***** DOCUMENT TEXT
In [None]:
# One-cell pipeline: Run LLaVA-NeXT-Video on top 50 NLQ clips and output model answers

!pip install --upgrade -q accelerate bitsandbytes
!pip install -q av
!pip install git+https://github.com/huggingface/transformers.git

In [None]:
import json, os, zipfile
import torch
import numpy as np
import av
from google.colab import drive
from transformers import BitsAndBytesConfig, LlavaNextVideoForConditionalGeneration, LlavaNextVideoProcessor

In [None]:
# Mount Drive
drive.mount('/content/drive')

In [None]:
json_filename = "/content/drive/MyDrive/Colab Notebooks/Egocentric Vision/Video_Query_to_Answer/inputs/labeled_top_50_queries.json"
clip_folder = "/content/drive/MyDrive/Colab Notebooks/Egocentric Vision/Video_Query_to_Answer/inputs/re_clips"
output_json = "/content/drive/MyDrive/Colab Notebooks/Egocentric Vision/Video_Query_to_Answer/outputs/LLaVA_NEXT_labeled_top_50_results.json"

In [None]:
# === LOAD MODEL ===
quant_config = BitsAndBytesConfig(load_in_4bit=True, bnb_4bit_compute_dtype=torch.float16)
processor = LlavaNextVideoProcessor.from_pretrained("llava-hf/LLaVA-NeXT-Video-7B-hf")
model = LlavaNextVideoForConditionalGeneration.from_pretrained(
    "llava-hf/LLaVA-NeXT-Video-7B-hf", quantization_config=quant_config, device_map="auto"
)

In [None]:
# === VIDEO READER ===
def read_video_pyav(container, indices):
    frames = []
    container.seek(0)
**********
***** MATERIAL FOR THIS EXERCISE
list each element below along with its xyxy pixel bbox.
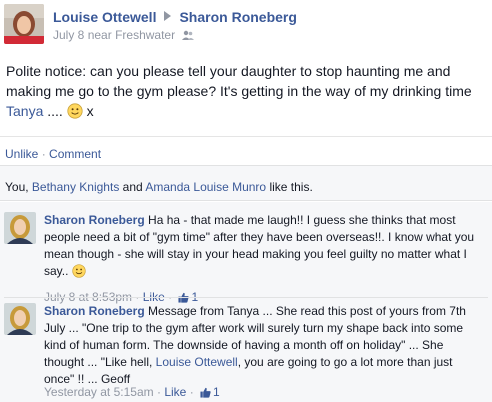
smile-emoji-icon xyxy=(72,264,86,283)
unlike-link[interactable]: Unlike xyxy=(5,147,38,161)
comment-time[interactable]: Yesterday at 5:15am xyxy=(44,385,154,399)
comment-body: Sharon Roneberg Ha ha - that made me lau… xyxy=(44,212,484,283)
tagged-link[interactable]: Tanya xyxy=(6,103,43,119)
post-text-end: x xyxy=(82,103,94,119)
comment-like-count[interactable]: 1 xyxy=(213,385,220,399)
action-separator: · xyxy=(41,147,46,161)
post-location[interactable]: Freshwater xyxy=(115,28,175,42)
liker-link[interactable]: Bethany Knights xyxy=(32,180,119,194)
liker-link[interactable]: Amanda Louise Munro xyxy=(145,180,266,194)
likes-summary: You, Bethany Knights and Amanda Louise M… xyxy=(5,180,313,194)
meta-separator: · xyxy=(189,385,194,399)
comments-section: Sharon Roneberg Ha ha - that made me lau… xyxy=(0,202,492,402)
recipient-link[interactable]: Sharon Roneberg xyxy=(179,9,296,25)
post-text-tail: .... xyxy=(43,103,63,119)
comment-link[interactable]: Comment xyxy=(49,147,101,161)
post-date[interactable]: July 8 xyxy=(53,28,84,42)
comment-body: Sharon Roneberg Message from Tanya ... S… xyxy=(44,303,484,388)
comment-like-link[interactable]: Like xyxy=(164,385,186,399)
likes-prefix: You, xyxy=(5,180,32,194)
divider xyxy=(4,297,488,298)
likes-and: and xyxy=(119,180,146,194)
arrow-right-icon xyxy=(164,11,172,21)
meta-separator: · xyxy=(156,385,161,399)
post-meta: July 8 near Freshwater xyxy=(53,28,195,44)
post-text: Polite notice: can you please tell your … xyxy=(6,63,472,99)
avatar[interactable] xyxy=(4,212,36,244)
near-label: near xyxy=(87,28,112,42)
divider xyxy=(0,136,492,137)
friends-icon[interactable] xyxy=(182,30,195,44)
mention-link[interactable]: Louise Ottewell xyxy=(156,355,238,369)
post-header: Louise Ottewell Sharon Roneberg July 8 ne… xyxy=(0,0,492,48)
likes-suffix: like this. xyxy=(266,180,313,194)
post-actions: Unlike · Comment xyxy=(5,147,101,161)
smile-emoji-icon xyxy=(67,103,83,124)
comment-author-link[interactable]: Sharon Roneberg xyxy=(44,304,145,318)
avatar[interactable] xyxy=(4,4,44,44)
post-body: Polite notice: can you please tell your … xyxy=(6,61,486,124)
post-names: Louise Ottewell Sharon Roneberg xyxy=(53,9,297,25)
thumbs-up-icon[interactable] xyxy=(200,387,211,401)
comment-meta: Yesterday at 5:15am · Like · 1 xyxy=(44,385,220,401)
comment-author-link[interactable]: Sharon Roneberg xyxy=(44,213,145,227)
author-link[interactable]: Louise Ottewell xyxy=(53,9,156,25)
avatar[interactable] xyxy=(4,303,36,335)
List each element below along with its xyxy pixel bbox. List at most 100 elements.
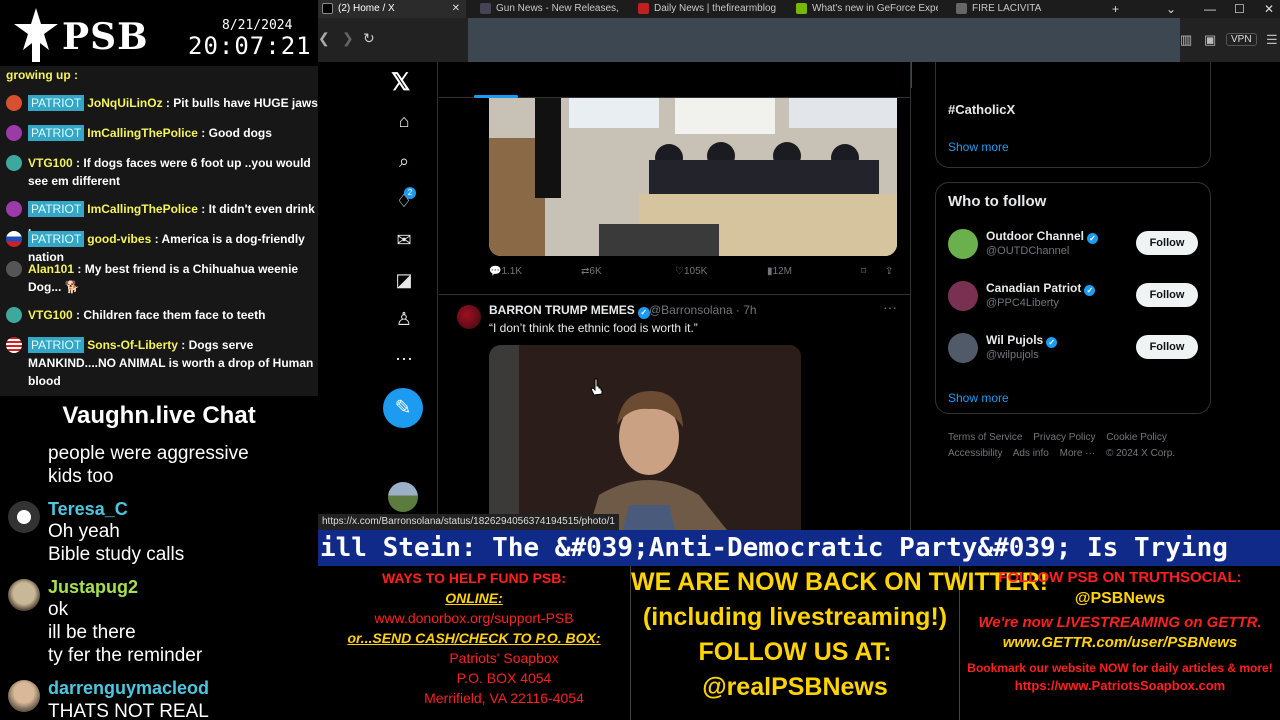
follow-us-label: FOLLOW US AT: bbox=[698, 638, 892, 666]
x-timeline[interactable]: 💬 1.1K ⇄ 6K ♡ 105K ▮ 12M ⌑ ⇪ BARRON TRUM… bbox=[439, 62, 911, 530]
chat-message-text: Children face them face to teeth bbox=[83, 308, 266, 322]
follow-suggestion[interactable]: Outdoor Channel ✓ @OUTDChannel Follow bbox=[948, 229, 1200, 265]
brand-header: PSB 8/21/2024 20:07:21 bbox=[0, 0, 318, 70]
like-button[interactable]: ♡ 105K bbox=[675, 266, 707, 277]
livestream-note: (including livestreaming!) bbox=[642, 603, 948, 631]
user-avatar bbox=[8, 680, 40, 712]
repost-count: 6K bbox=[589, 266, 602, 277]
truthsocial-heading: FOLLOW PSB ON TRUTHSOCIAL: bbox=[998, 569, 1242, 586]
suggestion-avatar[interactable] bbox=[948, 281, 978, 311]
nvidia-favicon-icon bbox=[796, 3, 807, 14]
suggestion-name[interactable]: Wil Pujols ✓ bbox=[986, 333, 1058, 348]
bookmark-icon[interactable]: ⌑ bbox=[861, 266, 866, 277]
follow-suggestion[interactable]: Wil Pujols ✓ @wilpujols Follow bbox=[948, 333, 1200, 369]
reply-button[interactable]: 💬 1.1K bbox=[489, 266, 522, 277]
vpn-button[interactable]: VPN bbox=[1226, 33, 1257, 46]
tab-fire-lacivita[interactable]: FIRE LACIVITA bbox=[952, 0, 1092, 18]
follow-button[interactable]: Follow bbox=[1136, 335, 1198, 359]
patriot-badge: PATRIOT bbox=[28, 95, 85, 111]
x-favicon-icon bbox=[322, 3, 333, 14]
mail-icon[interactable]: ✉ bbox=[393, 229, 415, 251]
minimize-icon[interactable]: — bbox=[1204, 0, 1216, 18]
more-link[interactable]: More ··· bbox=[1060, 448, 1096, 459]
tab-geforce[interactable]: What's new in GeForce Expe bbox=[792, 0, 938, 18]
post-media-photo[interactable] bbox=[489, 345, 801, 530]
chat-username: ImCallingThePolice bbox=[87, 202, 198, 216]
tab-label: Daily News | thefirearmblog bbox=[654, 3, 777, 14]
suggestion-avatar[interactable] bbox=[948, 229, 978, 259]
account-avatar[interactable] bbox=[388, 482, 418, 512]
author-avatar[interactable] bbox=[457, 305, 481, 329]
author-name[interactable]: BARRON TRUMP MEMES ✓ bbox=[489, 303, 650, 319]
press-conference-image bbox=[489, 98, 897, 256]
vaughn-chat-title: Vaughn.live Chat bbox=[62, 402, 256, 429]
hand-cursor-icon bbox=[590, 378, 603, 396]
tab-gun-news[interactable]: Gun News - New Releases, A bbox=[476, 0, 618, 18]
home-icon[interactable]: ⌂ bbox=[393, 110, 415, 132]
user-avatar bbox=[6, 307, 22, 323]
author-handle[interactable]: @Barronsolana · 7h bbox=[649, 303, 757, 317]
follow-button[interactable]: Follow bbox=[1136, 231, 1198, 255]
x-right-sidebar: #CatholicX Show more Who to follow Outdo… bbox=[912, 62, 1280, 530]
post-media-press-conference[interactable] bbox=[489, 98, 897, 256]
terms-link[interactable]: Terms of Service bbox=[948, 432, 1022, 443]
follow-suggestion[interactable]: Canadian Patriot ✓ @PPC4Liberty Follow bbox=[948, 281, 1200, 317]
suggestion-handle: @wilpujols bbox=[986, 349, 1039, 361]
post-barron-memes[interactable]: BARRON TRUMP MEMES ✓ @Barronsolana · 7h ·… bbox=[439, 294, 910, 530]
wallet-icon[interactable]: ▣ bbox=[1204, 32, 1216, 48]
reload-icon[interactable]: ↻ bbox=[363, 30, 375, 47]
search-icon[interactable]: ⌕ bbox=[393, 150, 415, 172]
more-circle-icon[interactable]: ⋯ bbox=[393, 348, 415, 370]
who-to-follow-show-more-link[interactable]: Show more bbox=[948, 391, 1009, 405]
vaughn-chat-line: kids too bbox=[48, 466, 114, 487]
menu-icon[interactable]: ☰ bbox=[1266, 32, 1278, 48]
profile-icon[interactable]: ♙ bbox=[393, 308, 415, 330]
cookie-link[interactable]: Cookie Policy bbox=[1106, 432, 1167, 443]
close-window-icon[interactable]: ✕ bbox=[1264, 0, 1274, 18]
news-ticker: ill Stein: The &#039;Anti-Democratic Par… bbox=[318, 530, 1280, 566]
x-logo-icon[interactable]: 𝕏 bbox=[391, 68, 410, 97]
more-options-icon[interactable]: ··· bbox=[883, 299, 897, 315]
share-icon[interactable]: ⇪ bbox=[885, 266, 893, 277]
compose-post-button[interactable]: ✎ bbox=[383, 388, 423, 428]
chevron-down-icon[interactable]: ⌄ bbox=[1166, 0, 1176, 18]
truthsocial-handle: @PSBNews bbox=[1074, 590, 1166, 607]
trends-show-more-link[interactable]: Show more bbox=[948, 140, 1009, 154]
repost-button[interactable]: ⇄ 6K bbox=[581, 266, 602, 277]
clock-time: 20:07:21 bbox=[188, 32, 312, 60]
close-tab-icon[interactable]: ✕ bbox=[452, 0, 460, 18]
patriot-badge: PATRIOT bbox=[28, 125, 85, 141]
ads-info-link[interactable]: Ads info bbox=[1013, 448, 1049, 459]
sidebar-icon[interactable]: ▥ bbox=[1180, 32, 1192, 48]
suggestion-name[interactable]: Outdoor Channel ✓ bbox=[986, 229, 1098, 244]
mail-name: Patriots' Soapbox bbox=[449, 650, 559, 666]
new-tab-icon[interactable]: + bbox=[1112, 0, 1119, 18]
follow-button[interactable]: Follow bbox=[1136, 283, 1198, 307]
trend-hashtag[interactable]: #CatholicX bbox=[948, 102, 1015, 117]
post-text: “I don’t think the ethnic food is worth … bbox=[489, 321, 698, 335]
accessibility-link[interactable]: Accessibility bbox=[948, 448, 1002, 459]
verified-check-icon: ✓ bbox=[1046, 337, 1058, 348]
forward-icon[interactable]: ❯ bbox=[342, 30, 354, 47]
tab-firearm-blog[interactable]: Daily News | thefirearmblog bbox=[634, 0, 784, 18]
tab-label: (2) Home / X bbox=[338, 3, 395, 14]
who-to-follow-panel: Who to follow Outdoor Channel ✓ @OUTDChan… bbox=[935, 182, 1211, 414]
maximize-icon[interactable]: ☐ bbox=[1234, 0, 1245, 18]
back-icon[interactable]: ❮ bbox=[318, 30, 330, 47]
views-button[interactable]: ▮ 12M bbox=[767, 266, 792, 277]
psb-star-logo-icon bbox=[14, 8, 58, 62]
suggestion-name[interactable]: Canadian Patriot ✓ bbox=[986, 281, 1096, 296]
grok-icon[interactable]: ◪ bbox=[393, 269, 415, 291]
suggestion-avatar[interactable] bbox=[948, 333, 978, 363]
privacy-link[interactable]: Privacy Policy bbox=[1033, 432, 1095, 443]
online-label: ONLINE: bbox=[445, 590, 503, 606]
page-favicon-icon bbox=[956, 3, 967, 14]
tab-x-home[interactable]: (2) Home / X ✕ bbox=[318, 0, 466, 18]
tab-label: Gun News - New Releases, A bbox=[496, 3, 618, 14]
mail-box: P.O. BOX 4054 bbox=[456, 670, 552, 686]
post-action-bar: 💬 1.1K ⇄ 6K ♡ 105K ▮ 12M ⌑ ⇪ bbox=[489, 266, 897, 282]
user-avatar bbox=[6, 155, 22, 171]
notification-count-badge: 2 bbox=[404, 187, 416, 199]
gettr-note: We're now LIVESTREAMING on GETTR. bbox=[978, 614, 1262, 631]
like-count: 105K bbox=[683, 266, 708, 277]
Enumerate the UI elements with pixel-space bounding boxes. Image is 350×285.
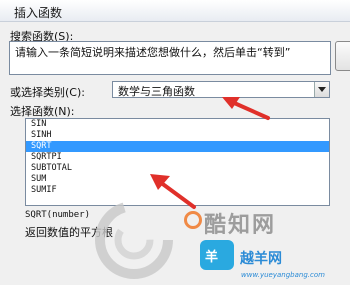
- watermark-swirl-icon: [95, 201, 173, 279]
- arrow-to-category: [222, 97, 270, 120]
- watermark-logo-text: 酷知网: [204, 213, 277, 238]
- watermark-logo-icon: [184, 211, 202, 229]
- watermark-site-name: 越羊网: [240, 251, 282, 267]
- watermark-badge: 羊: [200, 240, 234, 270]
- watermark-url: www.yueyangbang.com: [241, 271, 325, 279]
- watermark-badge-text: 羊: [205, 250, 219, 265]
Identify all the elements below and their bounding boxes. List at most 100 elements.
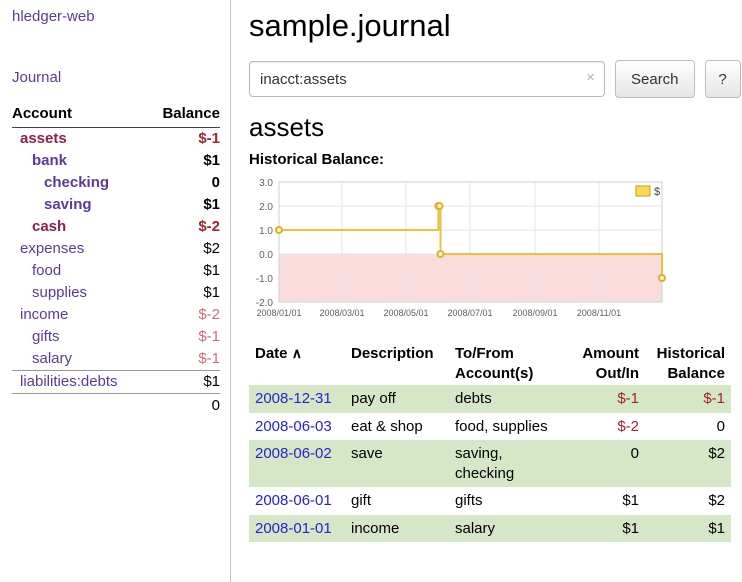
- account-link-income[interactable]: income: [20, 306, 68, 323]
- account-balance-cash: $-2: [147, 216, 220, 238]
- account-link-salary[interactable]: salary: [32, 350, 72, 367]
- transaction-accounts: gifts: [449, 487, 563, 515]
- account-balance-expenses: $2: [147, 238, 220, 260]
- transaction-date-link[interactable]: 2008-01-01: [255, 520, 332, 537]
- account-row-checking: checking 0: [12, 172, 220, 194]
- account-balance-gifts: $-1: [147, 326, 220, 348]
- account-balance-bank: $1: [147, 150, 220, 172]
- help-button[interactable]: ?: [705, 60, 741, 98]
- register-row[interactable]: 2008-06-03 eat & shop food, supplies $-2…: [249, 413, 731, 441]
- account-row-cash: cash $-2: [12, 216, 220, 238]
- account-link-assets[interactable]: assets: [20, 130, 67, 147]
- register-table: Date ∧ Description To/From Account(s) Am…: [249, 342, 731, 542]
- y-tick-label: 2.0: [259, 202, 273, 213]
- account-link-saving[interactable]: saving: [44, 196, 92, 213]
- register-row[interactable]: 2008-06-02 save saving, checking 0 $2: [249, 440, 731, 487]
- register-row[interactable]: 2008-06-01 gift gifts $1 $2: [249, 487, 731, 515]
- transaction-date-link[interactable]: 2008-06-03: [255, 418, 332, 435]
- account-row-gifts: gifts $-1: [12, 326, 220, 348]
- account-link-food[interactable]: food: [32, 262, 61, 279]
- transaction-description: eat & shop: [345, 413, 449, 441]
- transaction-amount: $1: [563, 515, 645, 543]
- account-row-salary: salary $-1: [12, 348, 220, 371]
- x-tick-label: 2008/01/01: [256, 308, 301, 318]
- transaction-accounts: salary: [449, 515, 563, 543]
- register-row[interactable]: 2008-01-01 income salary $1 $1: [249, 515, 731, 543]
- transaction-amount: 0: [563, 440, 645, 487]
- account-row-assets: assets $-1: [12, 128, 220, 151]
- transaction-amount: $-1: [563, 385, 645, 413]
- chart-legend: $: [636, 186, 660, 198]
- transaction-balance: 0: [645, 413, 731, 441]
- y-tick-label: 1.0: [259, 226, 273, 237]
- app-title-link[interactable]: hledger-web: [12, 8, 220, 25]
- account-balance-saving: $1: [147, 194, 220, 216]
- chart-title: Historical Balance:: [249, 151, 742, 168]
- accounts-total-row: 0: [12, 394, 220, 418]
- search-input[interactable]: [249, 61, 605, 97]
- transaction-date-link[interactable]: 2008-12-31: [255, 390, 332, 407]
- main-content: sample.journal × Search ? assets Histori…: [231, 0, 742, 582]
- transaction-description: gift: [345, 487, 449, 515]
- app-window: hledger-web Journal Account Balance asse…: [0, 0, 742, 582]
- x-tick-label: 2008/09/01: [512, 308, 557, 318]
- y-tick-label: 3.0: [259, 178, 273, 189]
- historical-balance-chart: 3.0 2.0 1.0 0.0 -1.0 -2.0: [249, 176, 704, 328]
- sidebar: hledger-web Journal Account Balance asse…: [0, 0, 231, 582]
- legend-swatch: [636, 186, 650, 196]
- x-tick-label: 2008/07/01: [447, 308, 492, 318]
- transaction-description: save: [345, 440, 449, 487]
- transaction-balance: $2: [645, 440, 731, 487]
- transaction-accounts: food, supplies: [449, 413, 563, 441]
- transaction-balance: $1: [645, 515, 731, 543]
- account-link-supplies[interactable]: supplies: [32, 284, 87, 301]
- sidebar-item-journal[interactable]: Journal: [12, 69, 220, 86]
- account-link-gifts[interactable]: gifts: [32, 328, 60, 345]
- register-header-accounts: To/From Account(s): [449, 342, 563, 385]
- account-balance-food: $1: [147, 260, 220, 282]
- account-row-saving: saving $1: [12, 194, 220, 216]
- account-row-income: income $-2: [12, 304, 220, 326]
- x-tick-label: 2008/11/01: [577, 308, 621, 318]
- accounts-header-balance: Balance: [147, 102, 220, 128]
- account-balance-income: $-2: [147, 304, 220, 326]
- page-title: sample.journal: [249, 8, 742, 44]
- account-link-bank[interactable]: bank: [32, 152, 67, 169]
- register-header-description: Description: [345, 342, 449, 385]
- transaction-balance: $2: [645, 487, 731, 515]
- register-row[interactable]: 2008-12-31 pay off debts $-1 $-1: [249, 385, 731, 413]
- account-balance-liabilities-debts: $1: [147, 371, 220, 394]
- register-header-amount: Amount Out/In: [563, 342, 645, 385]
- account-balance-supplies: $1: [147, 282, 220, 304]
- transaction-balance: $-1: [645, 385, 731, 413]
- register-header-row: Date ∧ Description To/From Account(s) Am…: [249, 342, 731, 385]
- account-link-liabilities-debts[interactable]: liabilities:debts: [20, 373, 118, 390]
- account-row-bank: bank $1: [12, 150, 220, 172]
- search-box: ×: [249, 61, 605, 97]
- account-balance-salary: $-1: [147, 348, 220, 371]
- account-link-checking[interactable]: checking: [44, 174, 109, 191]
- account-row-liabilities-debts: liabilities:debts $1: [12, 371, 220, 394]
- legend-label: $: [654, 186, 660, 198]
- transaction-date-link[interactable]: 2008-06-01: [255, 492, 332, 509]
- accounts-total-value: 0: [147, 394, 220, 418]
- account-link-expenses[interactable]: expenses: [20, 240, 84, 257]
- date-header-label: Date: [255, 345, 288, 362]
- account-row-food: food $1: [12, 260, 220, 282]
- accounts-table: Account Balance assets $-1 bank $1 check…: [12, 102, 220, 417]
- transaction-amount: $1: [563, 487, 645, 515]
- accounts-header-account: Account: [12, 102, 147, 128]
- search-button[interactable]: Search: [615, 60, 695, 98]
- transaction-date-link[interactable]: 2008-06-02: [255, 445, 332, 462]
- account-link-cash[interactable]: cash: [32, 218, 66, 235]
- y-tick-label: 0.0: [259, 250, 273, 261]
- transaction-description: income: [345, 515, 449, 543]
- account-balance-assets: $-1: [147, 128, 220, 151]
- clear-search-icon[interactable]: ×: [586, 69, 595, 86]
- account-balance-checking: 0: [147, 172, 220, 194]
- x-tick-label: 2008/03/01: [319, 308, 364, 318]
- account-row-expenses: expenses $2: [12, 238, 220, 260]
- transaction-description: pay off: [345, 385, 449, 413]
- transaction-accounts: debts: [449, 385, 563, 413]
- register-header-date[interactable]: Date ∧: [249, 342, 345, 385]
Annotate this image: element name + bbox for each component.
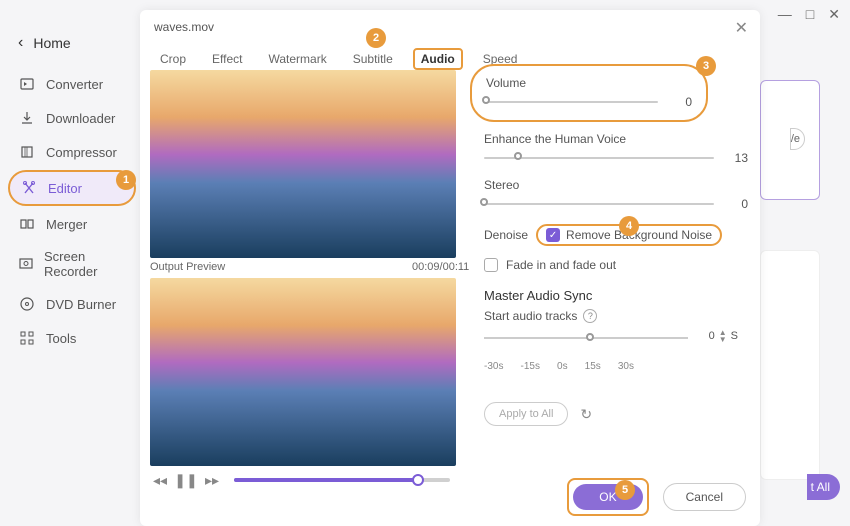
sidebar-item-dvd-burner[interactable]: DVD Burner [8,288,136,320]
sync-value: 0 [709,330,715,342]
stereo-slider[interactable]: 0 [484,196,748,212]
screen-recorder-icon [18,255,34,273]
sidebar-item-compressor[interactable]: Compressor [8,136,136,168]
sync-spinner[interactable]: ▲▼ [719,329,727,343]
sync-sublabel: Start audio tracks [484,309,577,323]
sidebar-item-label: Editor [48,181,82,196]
**********
--- TASKS TO COMPLETE ---
1) In the notebook, which pretrained checkpoint is loaded for both the processor and the model?
2) In the records, write out the stretch from the line containing "- watermark-swirl-icon: [95, 201, 173, 279]" through the line containing "Identify all the", substituting "watermark-link" for "watermark-url".
The notebook and the records are unrelated to each other.

--- COMPLETE ANSWERS ---
1) llava-hf/LLaVA-NeXT-Video-7B-hf

2)
- watermark-swirl-icon: [95, 201, 173, 279]
- arrow-to-category: [222, 97, 270, 120]
- watermark-logo-text: 酷知网: [204, 213, 277, 238]
- watermark-logo-icon: [184, 211, 202, 229]
- watermark-site-name: 越羊网: [240, 251, 282, 267]
- watermark-badge: 羊: [200, 240, 234, 270]
- watermark-link: www.yueyangbang.com: [241, 271, 325, 279]
- watermark-badge-text: 羊: [205, 250, 219, 265]
Identify all the elements below and their bounding boxes. List at most 100 elements.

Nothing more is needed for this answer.